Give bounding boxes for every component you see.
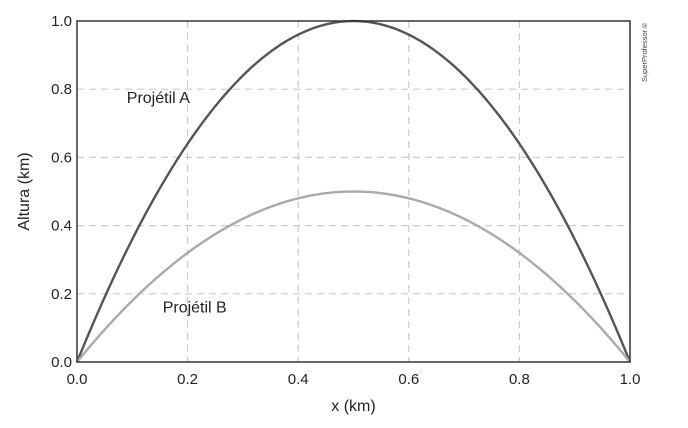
series-label-a: Projétil A xyxy=(127,90,190,107)
x-tick-labels: 0.0 0.2 0.4 0.6 0.8 1.0 xyxy=(67,371,641,388)
y-tick-label: 0.0 xyxy=(51,354,72,371)
y-tick-label: 0.8 xyxy=(51,81,72,98)
watermark: SuperProfessor® xyxy=(640,20,649,82)
x-tick-label: 0.4 xyxy=(288,371,309,388)
x-tick-label: 1.0 xyxy=(620,371,641,388)
x-tick-label: 0.0 xyxy=(67,371,88,388)
y-axis-label: Altura (km) xyxy=(16,152,33,230)
x-axis-label: x (km) xyxy=(331,398,375,415)
y-tick-label: 0.6 xyxy=(51,149,72,166)
y-tick-label: 0.4 xyxy=(51,218,72,235)
series-labels: Projétil A Projétil B xyxy=(127,90,227,317)
series-layer xyxy=(75,19,632,363)
x-tick-label: 0.6 xyxy=(398,371,419,388)
x-tick-label: 0.2 xyxy=(177,371,198,388)
y-tick-label: 0.2 xyxy=(51,286,72,303)
y-tick-label: 1.0 xyxy=(51,13,72,30)
plot-frame xyxy=(76,20,631,363)
grid xyxy=(77,21,630,362)
series-line-b xyxy=(76,190,631,363)
y-tick-labels: 0.0 0.2 0.4 0.6 0.8 1.0 xyxy=(51,13,72,371)
series-label-b: Projétil B xyxy=(163,300,227,317)
x-tick-label: 0.8 xyxy=(509,371,530,388)
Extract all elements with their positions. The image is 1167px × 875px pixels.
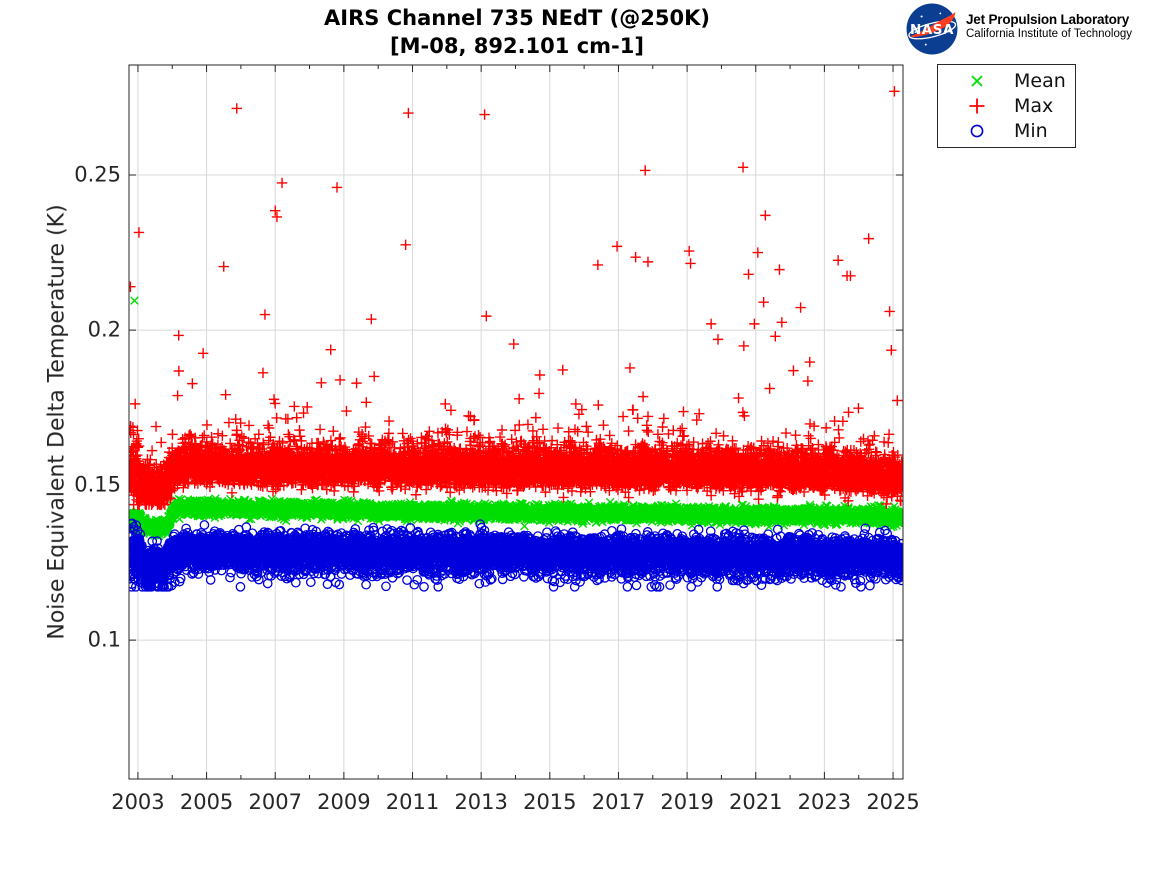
chart-title-line2: [M-08, 892.101 cm-1] bbox=[390, 34, 644, 58]
legend-box: Mean Max Min bbox=[937, 64, 1076, 148]
nasa-meatball-icon: NASA bbox=[906, 3, 958, 55]
y-axis-label: Noise Equivalent Delta Temperature (K) bbox=[44, 204, 70, 640]
jpl-org-affiliation: California Institute of Technology bbox=[966, 28, 1132, 40]
legend-label-max: Max bbox=[1014, 94, 1054, 117]
chart-title-line1: AIRS Channel 735 NEdT (@250K) bbox=[324, 6, 710, 30]
chart-title: AIRS Channel 735 NEdT (@250K) [M-08, 892… bbox=[130, 4, 904, 60]
mean-marker-icon bbox=[967, 71, 987, 91]
jpl-org-name: Jet Propulsion Laboratory bbox=[966, 12, 1130, 27]
legend-label-mean: Mean bbox=[1014, 69, 1066, 92]
nasa-wordmark: NASA bbox=[910, 22, 954, 38]
jpl-logo-block: NASA Jet Propulsion Laboratory Californi… bbox=[906, 3, 1132, 55]
jpl-text-block: Jet Propulsion Laboratory California Ins… bbox=[966, 3, 1132, 41]
legend-item-min: Min bbox=[938, 119, 1075, 144]
max-marker-icon bbox=[967, 96, 987, 116]
legend-item-max: Max bbox=[938, 93, 1075, 118]
legend-label-min: Min bbox=[1014, 120, 1048, 143]
min-marker-icon bbox=[967, 121, 987, 141]
legend-item-mean: Mean bbox=[938, 68, 1075, 93]
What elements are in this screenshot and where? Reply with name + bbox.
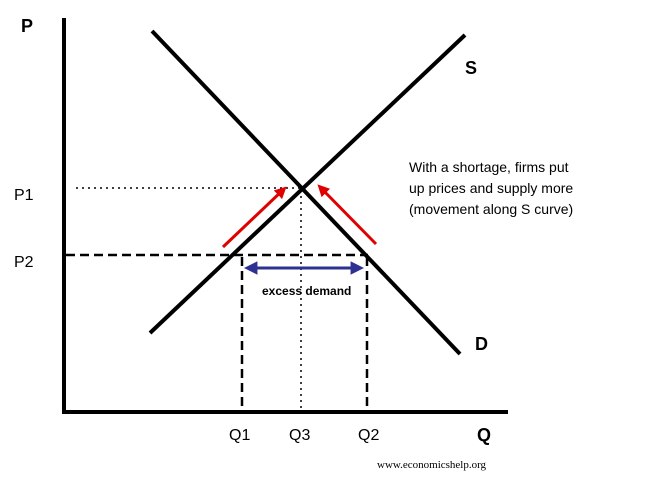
watermark: www.economicshelp.org — [377, 459, 487, 471]
supply-movement-arrow — [221, 186, 287, 249]
excess-demand-label: excess demand — [262, 284, 351, 298]
p1-label: P1 — [14, 187, 34, 204]
q1-label: Q1 — [229, 427, 250, 444]
demand-movement-arrow — [317, 184, 378, 246]
q2-label: Q2 — [358, 427, 379, 444]
annotation-line-3: (movement along S curve) — [409, 201, 573, 217]
p2-label: P2 — [14, 254, 34, 271]
demand-curve — [150, 29, 462, 356]
x-axis-label: Q — [477, 425, 491, 445]
y-axis-label: P — [21, 16, 33, 36]
supply-curve-label: S — [465, 58, 477, 78]
demand-curve-label: D — [475, 334, 488, 354]
q3-label: Q3 — [289, 427, 310, 444]
annotation-line-2: up prices and supply more — [409, 180, 573, 196]
supply-curve — [148, 33, 467, 335]
annotation-line-1: With a shortage, firms put — [409, 159, 569, 175]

Task directions: Copy the rows word for word, starting at the first line and ending at the line that contains "Extract all elements", with both ends included. Leave the pictures out of your copy.

The output:
Give bounding boxes for every component you see.
series-label-a: Projétil A xyxy=(127,90,190,107)
x-tick-labels: 0.0 0.2 0.4 0.6 0.8 1.0 xyxy=(67,371,641,388)
y-tick-label: 0.0 xyxy=(51,354,72,371)
y-tick-label: 0.8 xyxy=(51,81,72,98)
watermark: SuperProfessor® xyxy=(640,20,649,82)
x-tick-label: 0.4 xyxy=(288,371,309,388)
x-tick-label: 1.0 xyxy=(620,371,641,388)
x-tick-label: 0.0 xyxy=(67,371,88,388)
y-axis-label: Altura (km) xyxy=(16,152,33,230)
x-axis-label: x (km) xyxy=(331,398,375,415)
y-tick-label: 0.6 xyxy=(51,149,72,166)
y-tick-label: 0.4 xyxy=(51,218,72,235)
series-labels: Projétil A Projétil B xyxy=(127,90,227,317)
series-layer xyxy=(75,19,632,363)
x-tick-label: 0.6 xyxy=(398,371,419,388)
x-tick-label: 0.2 xyxy=(177,371,198,388)
y-tick-label: 0.2 xyxy=(51,286,72,303)
y-tick-label: 1.0 xyxy=(51,13,72,30)
plot-frame xyxy=(76,20,631,363)
grid xyxy=(77,21,630,362)
series-line-b xyxy=(76,190,631,363)
y-tick-labels: 0.0 0.2 0.4 0.6 0.8 1.0 xyxy=(51,13,72,371)
series-label-b: Projétil B xyxy=(163,300,227,317)
x-tick-label: 0.8 xyxy=(509,371,530,388)
Extract all elements with their positions. The image is 1167px × 875px pixels.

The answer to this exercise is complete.